> WRITTEN TASK 1
Copy the passage from the ExGRPO overview, starting at "Experience Value Modeling: Introduces" and ending at "of RLVR experience.".

> PASSAGE TO READ
______________________________

ExGRPO: Learning to Reason from Experience

Unearth and learn high-value experience in RLVR.

📢 News • 📖 Introduction • 🚀 Getting Started

🔧 Usage • 📊 Evaluation • ✨ Acknowledgement • 📬 Contact • 📝 Citation

📢News

[2025/10/03] ExGRPO paper is available on arXiv.

📖Introduction

Existing RLVR methods for reasoning tasks predominantly rely on on-policy optimization, which discards online rollouts after a single update, wasting valuable exploration signals and constraining scalability. We conduct a systematic analysis of experience utility in RLVR and identify question difficulty and trajectory entropy as effective online proxies for assessing experience quality. Building on these insights, we propose ExGRPO, a novel framework that strategically manages and replays high-value experiences through bucketed prioritization and mixed-policy optimization, enabling more efficient and stable RLVR training.

Key Highlights:

Experience Value Modeling: Introduces the online proxy metrics: rollout correctness and trajectory entropy, for quantifying the value of RLVR experience.

______________________________

Stored records:
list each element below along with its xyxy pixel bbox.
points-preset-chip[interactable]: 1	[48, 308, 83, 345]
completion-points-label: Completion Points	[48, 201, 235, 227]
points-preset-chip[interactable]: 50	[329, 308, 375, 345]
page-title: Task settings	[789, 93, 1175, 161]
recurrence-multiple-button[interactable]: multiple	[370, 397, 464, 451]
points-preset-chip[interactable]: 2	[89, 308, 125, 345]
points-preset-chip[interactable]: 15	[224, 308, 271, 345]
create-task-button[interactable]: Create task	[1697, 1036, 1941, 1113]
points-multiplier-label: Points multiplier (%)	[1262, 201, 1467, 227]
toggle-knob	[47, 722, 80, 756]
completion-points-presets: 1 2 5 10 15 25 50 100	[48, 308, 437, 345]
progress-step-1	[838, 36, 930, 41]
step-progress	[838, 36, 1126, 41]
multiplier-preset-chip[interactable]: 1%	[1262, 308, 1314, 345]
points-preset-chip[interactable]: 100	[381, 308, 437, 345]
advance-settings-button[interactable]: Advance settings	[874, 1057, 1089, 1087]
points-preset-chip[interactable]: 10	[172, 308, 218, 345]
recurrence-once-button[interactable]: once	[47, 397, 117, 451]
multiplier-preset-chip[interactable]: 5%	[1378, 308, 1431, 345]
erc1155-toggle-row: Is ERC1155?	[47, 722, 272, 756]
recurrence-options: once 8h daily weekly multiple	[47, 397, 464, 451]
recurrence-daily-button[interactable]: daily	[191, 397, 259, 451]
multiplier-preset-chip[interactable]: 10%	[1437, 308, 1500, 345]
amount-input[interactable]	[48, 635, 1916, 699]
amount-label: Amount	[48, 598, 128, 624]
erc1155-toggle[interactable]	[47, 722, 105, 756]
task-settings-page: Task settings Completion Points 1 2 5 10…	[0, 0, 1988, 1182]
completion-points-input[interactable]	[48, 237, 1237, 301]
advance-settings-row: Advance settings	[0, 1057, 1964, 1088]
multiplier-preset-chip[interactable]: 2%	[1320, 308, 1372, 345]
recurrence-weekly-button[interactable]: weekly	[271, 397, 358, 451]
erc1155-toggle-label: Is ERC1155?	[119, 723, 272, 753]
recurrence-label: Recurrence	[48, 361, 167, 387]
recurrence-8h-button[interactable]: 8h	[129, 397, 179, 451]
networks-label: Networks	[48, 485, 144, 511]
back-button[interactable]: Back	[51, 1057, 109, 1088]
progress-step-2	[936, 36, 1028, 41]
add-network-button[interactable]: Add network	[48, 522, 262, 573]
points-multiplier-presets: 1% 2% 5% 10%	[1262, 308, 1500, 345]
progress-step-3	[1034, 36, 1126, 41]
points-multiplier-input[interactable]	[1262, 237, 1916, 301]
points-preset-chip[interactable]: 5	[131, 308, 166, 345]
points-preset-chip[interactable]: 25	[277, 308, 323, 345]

______________________________

> WRITTEN TASK 2
In the stored records, substitute "Task options" for "Task settings" in the lines starting at the first line of the records and ending at the line that contains "93, 1175, 161]". Give back only those lines, with everything else unchanged.

> EXERCISE RESPONSE 1
Experience Value Modeling: Introduces the online proxy metrics: rollout correctness and trajectory entropy, for quantifying the value of RLVR experience.

> EXERCISE RESPONSE 2
list each element below along with its xyxy pixel bbox.
points-preset-chip[interactable]: 1	[48, 308, 83, 345]
completion-points-label: Completion Points	[48, 201, 235, 227]
points-preset-chip[interactable]: 50	[329, 308, 375, 345]
page-title: Task options	[789, 93, 1175, 161]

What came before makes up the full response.